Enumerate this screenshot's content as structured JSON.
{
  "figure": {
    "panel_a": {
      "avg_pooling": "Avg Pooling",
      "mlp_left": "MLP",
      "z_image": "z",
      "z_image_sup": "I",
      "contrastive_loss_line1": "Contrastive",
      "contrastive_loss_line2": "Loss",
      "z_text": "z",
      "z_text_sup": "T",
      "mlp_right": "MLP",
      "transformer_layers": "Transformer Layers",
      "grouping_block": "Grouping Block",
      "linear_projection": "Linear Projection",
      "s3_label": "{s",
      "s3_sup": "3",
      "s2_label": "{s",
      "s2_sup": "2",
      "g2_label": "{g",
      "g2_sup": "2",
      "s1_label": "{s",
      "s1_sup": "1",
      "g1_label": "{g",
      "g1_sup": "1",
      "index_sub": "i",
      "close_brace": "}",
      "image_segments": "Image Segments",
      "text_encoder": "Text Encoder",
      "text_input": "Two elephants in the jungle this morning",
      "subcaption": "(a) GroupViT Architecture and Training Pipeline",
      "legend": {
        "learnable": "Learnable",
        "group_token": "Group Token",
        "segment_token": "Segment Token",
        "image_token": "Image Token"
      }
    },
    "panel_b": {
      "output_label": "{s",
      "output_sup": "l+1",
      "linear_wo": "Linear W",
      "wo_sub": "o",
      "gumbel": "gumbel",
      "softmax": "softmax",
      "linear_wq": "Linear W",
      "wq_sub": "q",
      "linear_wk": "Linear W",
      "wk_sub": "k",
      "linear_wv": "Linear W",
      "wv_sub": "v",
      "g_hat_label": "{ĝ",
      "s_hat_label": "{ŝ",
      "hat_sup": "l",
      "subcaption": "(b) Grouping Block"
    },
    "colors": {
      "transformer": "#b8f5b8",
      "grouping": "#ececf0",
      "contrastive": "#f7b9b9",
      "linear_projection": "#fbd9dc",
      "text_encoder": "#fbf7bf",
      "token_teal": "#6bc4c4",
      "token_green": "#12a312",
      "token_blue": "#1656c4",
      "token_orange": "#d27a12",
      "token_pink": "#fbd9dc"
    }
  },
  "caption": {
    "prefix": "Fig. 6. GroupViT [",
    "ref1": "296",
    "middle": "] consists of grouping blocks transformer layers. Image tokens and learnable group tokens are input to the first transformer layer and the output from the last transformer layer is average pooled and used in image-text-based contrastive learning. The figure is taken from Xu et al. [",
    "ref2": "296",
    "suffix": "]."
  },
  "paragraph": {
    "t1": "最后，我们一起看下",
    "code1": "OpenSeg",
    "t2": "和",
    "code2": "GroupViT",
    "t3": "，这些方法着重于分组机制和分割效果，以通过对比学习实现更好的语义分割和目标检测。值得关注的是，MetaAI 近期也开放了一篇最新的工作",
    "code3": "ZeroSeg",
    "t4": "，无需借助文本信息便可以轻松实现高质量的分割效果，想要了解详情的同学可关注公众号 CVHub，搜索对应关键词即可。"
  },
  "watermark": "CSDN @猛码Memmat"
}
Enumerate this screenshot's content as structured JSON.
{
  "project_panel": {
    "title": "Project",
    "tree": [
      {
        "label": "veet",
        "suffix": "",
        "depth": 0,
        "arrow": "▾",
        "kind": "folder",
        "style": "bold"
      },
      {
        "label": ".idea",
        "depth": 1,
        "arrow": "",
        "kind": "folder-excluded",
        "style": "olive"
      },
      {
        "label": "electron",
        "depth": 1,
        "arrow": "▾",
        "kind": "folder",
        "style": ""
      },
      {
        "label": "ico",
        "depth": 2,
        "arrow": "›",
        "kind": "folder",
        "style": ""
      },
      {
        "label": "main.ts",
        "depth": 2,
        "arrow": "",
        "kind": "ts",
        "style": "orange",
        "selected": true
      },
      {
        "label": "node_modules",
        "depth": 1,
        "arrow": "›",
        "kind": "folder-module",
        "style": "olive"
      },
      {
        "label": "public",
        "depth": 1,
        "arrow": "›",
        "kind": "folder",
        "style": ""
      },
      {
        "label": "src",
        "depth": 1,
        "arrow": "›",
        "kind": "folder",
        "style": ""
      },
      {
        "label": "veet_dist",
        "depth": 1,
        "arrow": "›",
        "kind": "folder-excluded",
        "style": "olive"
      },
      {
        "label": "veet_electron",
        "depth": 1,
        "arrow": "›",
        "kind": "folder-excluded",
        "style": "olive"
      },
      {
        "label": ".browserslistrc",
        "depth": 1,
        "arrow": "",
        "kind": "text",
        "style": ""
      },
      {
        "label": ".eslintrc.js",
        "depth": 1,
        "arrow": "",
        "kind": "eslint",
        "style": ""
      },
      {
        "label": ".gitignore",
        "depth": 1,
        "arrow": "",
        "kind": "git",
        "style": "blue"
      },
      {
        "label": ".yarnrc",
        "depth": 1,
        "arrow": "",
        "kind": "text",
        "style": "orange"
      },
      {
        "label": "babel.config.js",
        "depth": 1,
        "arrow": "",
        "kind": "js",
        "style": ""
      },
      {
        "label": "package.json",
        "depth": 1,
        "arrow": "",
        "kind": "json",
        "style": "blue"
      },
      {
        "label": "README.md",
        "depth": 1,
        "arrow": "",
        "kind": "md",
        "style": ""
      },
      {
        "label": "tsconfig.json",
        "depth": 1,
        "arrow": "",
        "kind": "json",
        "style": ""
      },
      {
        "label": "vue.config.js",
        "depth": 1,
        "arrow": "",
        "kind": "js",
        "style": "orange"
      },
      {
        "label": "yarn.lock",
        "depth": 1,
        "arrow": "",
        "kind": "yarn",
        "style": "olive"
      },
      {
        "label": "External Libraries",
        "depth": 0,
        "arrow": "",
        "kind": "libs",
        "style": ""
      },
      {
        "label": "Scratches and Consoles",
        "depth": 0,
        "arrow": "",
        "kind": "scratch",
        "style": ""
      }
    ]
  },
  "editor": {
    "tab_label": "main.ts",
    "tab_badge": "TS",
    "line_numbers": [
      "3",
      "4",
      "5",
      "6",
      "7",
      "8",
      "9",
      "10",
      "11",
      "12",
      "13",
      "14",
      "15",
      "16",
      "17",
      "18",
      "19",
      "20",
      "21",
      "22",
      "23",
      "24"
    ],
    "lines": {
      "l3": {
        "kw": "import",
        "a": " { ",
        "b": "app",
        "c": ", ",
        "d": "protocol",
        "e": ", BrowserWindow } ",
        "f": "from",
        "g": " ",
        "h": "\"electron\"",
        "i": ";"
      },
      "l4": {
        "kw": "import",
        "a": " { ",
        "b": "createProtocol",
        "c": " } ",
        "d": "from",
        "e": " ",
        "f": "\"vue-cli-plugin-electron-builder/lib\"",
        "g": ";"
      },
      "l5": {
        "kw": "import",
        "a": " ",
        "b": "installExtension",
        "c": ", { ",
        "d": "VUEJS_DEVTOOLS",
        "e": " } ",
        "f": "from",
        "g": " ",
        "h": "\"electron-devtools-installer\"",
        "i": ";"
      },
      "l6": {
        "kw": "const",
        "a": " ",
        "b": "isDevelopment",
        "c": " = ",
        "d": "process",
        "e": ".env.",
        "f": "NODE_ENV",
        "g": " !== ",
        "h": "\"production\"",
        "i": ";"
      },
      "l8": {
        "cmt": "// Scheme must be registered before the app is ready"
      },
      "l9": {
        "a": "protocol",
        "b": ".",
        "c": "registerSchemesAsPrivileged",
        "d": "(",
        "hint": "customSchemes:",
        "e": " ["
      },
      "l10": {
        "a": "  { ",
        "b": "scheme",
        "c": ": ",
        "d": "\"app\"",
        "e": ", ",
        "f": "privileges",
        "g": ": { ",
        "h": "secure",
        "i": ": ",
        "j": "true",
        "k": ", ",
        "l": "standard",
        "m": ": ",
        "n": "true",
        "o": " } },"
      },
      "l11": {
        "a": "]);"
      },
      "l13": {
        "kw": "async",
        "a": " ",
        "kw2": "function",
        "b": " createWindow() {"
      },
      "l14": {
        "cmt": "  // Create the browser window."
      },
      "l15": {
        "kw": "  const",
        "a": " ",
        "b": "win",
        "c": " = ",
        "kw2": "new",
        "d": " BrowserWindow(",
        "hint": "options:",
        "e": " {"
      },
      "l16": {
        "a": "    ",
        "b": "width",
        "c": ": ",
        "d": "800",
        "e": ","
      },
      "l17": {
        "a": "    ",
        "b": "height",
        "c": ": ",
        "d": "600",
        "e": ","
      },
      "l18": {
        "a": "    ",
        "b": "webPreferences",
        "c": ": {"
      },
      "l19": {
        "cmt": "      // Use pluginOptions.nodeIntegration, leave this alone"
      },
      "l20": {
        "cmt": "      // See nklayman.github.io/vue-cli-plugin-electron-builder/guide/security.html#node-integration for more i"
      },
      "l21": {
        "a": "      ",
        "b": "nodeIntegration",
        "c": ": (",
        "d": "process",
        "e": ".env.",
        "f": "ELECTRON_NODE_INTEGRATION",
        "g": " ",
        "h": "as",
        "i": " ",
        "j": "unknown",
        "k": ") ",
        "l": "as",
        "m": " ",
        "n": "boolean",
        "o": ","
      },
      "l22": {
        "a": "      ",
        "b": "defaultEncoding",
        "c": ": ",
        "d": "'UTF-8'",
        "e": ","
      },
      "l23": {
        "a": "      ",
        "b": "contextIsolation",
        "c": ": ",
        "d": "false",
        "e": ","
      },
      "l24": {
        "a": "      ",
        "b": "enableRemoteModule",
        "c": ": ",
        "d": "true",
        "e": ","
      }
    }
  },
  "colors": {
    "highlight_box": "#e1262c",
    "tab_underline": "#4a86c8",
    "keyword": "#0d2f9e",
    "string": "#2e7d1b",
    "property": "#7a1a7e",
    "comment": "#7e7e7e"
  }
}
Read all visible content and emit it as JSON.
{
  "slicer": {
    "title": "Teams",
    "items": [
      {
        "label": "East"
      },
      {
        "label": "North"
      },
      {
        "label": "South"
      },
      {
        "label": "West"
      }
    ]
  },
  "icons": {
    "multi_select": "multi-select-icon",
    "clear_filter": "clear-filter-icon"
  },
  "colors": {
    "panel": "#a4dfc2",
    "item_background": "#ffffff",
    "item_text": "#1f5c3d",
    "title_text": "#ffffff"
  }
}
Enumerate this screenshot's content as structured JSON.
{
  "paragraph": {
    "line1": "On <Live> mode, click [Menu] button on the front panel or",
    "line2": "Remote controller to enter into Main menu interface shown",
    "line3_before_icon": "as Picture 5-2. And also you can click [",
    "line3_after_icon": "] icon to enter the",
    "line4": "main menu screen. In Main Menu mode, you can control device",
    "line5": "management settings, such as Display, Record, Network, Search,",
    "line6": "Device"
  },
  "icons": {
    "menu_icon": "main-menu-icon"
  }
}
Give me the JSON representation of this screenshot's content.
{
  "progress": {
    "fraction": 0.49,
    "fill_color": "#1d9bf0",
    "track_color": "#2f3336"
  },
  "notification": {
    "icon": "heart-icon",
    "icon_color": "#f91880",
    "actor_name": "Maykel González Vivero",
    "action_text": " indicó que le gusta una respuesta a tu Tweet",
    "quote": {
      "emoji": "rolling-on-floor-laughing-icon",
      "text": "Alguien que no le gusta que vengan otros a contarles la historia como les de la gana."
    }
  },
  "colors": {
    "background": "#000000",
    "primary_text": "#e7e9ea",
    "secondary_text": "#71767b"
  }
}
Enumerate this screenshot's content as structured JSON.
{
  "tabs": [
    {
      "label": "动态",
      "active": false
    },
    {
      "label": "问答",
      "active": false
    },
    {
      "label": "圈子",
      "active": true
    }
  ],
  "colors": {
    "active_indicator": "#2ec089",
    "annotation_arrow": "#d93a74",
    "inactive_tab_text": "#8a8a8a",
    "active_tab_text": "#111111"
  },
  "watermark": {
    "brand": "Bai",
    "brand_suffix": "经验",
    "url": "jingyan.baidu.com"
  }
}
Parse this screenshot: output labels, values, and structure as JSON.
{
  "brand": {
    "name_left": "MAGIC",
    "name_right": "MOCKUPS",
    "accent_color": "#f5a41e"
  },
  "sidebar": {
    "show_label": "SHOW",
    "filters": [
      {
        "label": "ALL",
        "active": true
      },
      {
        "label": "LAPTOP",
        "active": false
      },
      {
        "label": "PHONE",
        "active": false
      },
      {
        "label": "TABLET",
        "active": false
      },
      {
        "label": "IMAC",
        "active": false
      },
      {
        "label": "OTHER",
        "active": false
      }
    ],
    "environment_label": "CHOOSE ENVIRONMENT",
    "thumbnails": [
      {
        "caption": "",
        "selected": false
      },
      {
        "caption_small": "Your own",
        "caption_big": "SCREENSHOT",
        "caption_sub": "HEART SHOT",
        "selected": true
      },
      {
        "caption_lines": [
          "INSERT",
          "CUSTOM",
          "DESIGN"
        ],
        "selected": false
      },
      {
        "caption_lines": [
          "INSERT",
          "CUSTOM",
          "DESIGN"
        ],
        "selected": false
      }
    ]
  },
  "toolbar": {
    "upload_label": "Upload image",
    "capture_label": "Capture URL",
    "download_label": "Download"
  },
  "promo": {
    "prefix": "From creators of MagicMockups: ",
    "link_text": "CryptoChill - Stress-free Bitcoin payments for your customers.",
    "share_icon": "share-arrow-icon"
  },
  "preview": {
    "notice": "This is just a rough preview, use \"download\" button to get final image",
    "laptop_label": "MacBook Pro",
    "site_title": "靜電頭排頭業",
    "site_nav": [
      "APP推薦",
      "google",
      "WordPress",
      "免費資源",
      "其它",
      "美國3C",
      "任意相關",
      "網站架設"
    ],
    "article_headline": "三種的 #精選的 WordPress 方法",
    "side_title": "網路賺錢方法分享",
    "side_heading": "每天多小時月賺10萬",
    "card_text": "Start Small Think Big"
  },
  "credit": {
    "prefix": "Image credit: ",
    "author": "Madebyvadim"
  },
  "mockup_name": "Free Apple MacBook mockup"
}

------------

Your objective
From the data above, copy each line that has the string "GroupViT".

Solution to the exercise
      "subcaption": "(a) GroupViT Architecture and Training Pipeline",
    "prefix": "Fig. 6. GroupViT [",
    "code2": "GroupViT",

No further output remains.